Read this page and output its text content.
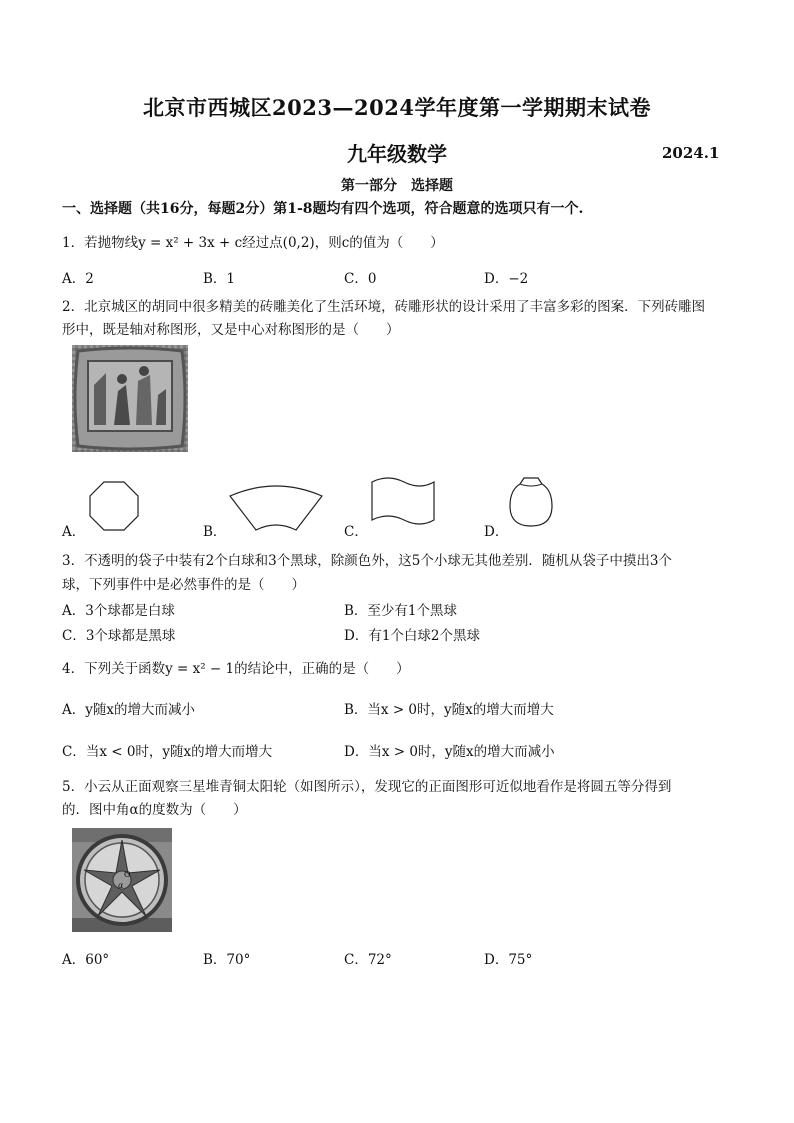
北京市西城区2023—2024学年度第一学期期末试卷
九年级数学	2024.1
第一部分　选择题
一、选择题（共16分，每题2分）第1-8题均有四个选项，符合题意的选项只有一个.
1．若抛物线y = x² + 3x + c经过点(0,2)，则c的值为（　　）
A．2	B．1	C．0	D．−2
2．北京城区的胡同中很多精美的砖雕美化了生活环境，砖雕形状的设计采用了丰富多彩的图案．下列砖雕图
形中，既是轴对称图形，又是中心对称图形的是（　　）
A．	B．	C．	D．
3．不透明的袋子中装有2个白球和3个黑球，除颜色外，这5个小球无其他差别．随机从袋子中摸出3个
球，下列事件中是必然事件的是（　　）
A．3个球都是白球	B．至少有1个黑球
C．3个球都是黑球	D．有1个白球2个黑球
4．下列关于函数y = x² − 1的结论中，正确的是（　　）
A．y随x的增大而减小	B．当x > 0时，y随x的增大而增大
C．当x < 0时，y随x的增大而增大	D．当x > 0时，y随x的增大而减小
5．小云从正面观察三星堆青铜太阳轮（如图所示），发现它的正面图形可近似地看作是将圆五等分得到
的．图中角α的度数为（　　）
O
α
A．60°	B．70°	C．72°	D．75°
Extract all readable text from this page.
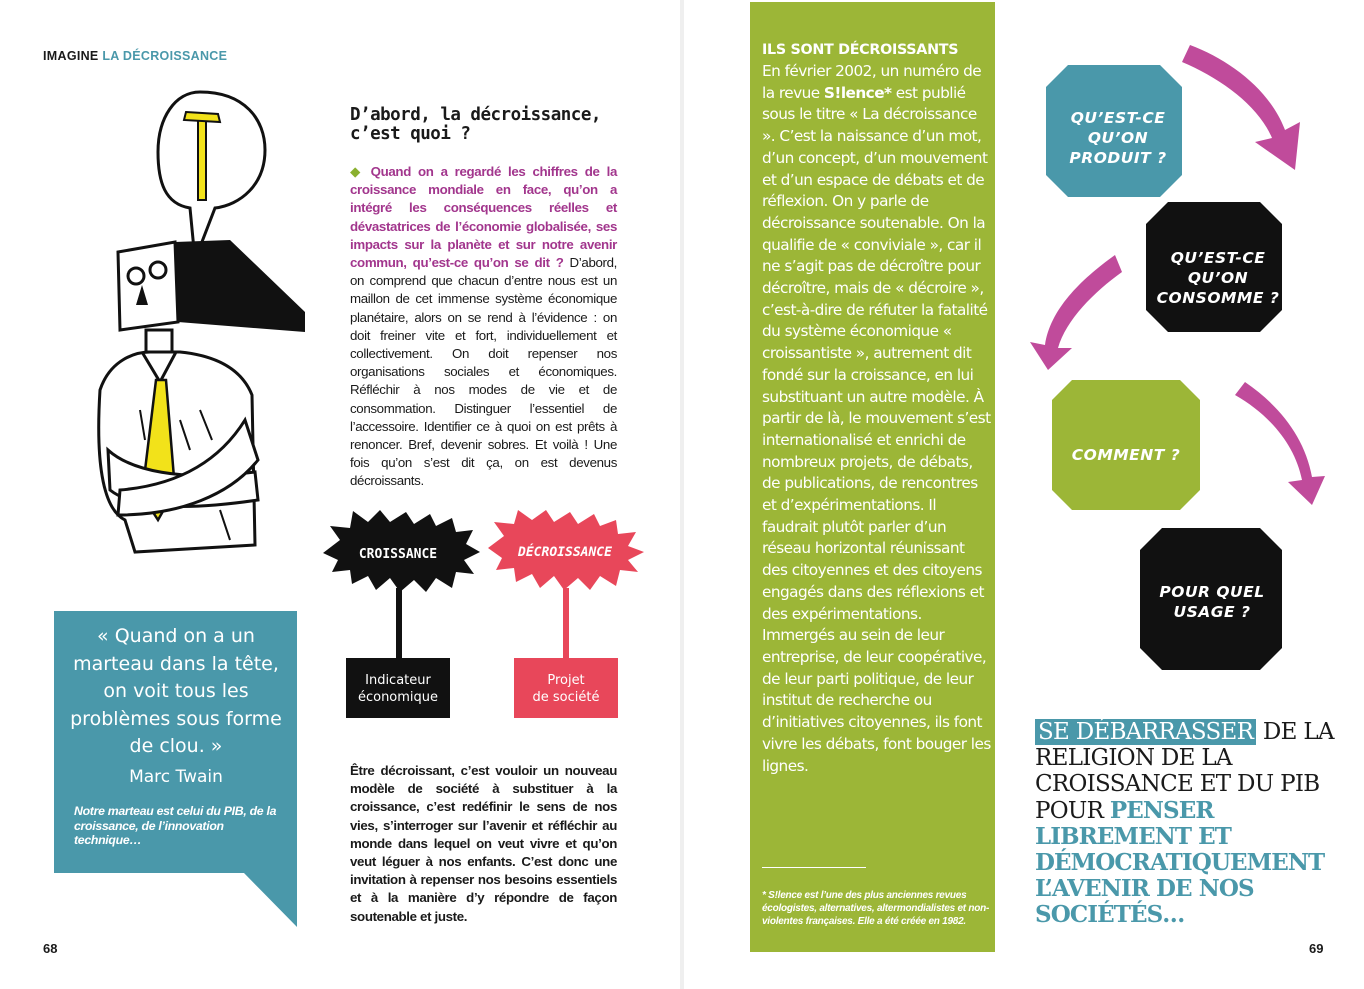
IMAGINE LA DÉCROISSANCE
D’abord, la décroissance,
c’est quoi ?
◆ Quand on a regardé les chiffres de la croissance mondiale en face, qu’on a intégré les conséquences réelles et dévastatrices de l’économie globalisée, ses impacts sur la planète et sur notre avenir commun, qu’est-ce qu’on se dit ? D’abord, on comprend que chacun d’entre nous est un maillon de cet immense système économique planétaire, alors on se rend à l’évidence : on doit freiner vite et fort, individuellement et collectivement. On doit repenser nos organisations sociales et économiques. Réfléchir à nos modes de vie et de consommation. Distinguer l’essentiel de l’accessoire. Identifier ce à quoi on est prêts à renoncer. Bref, devenir sobres. Et voilà ! Une fois qu’on s’est dit ça, on est devenus décroissants.
CROISSANCE	DÉCROISSANCE
Indicateur
économique
Projet
de société
Être décroissant, c’est vouloir un nouveau modèle de société à substituer à la croissance, c’est redéfinir le sens de nos vies, s’interroger sur l’avenir et réfléchir au monde dans lequel on veut vivre et qu’on veut léguer à nos enfants. C’est donc une invitation à repenser nos besoins essentiels et à la manière d’y répondre de façon soutenable et juste.
« Quand on a un marteau dans la tête, on voit tous les problèmes sous forme de clou. »
Marc Twain
Notre marteau est celui du PIB, de la croissance, de l’innovation technique…
68
ILS SONT DÉCROISSANTS
En février 2002, un numéro de la revue S!lence* est publié sous le titre « La décroissance ». C’est la naissance d’un mot, d’un concept, d’un mouvement et d’un espace de débats et de réflexion. On y parle de décroissance soutenable. On la qualifie de « conviviale », car il ne s’agit pas de décroître pour décroître, mais de « décroire », c’est-à-dire de réfuter la fatalité du système économique « croissantiste », autrement dit fondé sur la croissance, en lui substituant un autre modèle. À partir de là, le mouvement s’est internationalisé et enrichi de nombreux projets, de débats, de publications, de rencontres et d’expérimentations. Il faudrait plutôt parler d’un réseau horizontal réunissant des citoyennes et des citoyens engagés dans des réflexions et des expérimentations. Immergés au sein de leur entreprise, de leur coopérative, de leur parti politique, de leur institut de recherche ou d’initiatives citoyennes, ils font vivre les débats, font bouger les lignes.
* S!lence est l’une des plus anciennes revues écologistes, alternatives, altermondialistes et non-violentes françaises. Elle a été créée en 1982.
QU’EST-CE
QU’ON
PRODUIT ?
QU’EST-CE
QU’ON
CONSOMME ?
COMMENT ?
POUR QUEL
USAGE ?
SE DÉBARRASSER DE LA RELIGION DE LA CROISSANCE ET DU PIB POUR PENSER LIBREMENT ET DÉMOCRATIQUEMENT L’AVENIR DE NOS SOCIÉTÉS…
69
--- --- ---
● What you should do: Omit all pictures while transcribing the entries verbatim.

● Response to the exercise:
Read this page and output its text content.
北京市西城区2023—2024学年度第一学期期末试卷
九年级数学	2024.1
第一部分　选择题
一、选择题（共16分，每题2分）第1-8题均有四个选项，符合题意的选项只有一个.
1．若抛物线y = x² + 3x + c经过点(0,2)，则c的值为（　　）
A．2	B．1	C．0	D．−2
2．北京城区的胡同中很多精美的砖雕美化了生活环境，砖雕形状的设计采用了丰富多彩的图案．下列砖雕图
形中，既是轴对称图形，又是中心对称图形的是（　　）
A．	B．	C．	D．
3．不透明的袋子中装有2个白球和3个黑球，除颜色外，这5个小球无其他差别．随机从袋子中摸出3个
球，下列事件中是必然事件的是（　　）
A．3个球都是白球	B．至少有1个黑球
C．3个球都是黑球	D．有1个白球2个黑球
4．下列关于函数y = x² − 1的结论中，正确的是（　　）
A．y随x的增大而减小	B．当x > 0时，y随x的增大而增大
C．当x < 0时，y随x的增大而增大	D．当x > 0时，y随x的增大而减小
5．小云从正面观察三星堆青铜太阳轮（如图所示），发现它的正面图形可近似地看作是将圆五等分得到
的．图中角α的度数为（　　）
O
α
A．60°	B．70°	C．72°	D．75°
Extract all readable text from this page.
IMAGINE LA DÉCROISSANCE
D’abord, la décroissance,
c’est quoi ?
◆ Quand on a regardé les chiffres de la croissance mondiale en face, qu’on a intégré les conséquences réelles et dévastatrices de l’économie globalisée, ses impacts sur la planète et sur notre avenir commun, qu’est-ce qu’on se dit ? D’abord, on comprend que chacun d’entre nous est un maillon de cet immense système économique planétaire, alors on se rend à l’évidence : on doit freiner vite et fort, individuellement et collectivement. On doit repenser nos organisations sociales et économiques. Réfléchir à nos modes de vie et de consommation. Distinguer l’essentiel de l’accessoire. Identifier ce à quoi on est prêts à renoncer. Bref, devenir sobres. Et voilà ! Une fois qu’on s’est dit ça, on est devenus décroissants.
CROISSANCE	DÉCROISSANCE
Indicateur
économique
Projet
de société
Être décroissant, c’est vouloir un nouveau modèle de société à substituer à la croissance, c’est redéfinir le sens de nos vies, s’interroger sur l’avenir et réfléchir au monde dans lequel on veut vivre et qu’on veut léguer à nos enfants. C’est donc une invitation à repenser nos besoins essentiels et à la manière d’y répondre de façon soutenable et juste.
« Quand on a un marteau dans la tête, on voit tous les problèmes sous forme de clou. »
Marc Twain
Notre marteau est celui du PIB, de la croissance, de l’innovation technique…
68
ILS SONT DÉCROISSANTS
En février 2002, un numéro de la revue S!lence* est publié sous le titre « La décroissance ». C’est la naissance d’un mot, d’un concept, d’un mouvement et d’un espace de débats et de réflexion. On y parle de décroissance soutenable. On la qualifie de « conviviale », car il ne s’agit pas de décroître pour décroître, mais de « décroire », c’est-à-dire de réfuter la fatalité du système économique « croissantiste », autrement dit fondé sur la croissance, en lui substituant un autre modèle. À partir de là, le mouvement s’est internationalisé et enrichi de nombreux projets, de débats, de publications, de rencontres et d’expérimentations. Il faudrait plutôt parler d’un réseau horizontal réunissant des citoyennes et des citoyens engagés dans des réflexions et des expérimentations. Immergés au sein de leur entreprise, de leur coopérative, de leur parti politique, de leur institut de recherche ou d’initiatives citoyennes, ils font vivre les débats, font bouger les lignes.
* S!lence est l’une des plus anciennes revues écologistes, alternatives, altermondialistes et non-violentes françaises. Elle a été créée en 1982.
QU’EST-CE
QU’ON
PRODUIT ?
QU’EST-CE
QU’ON
CONSOMME ?
COMMENT ?
POUR QUEL
USAGE ?
SE DÉBARRASSER DE LA RELIGION DE LA CROISSANCE ET DU PIB POUR PENSER LIBREMENT ET DÉMOCRATIQUEMENT L’AVENIR DE NOS SOCIÉTÉS…
69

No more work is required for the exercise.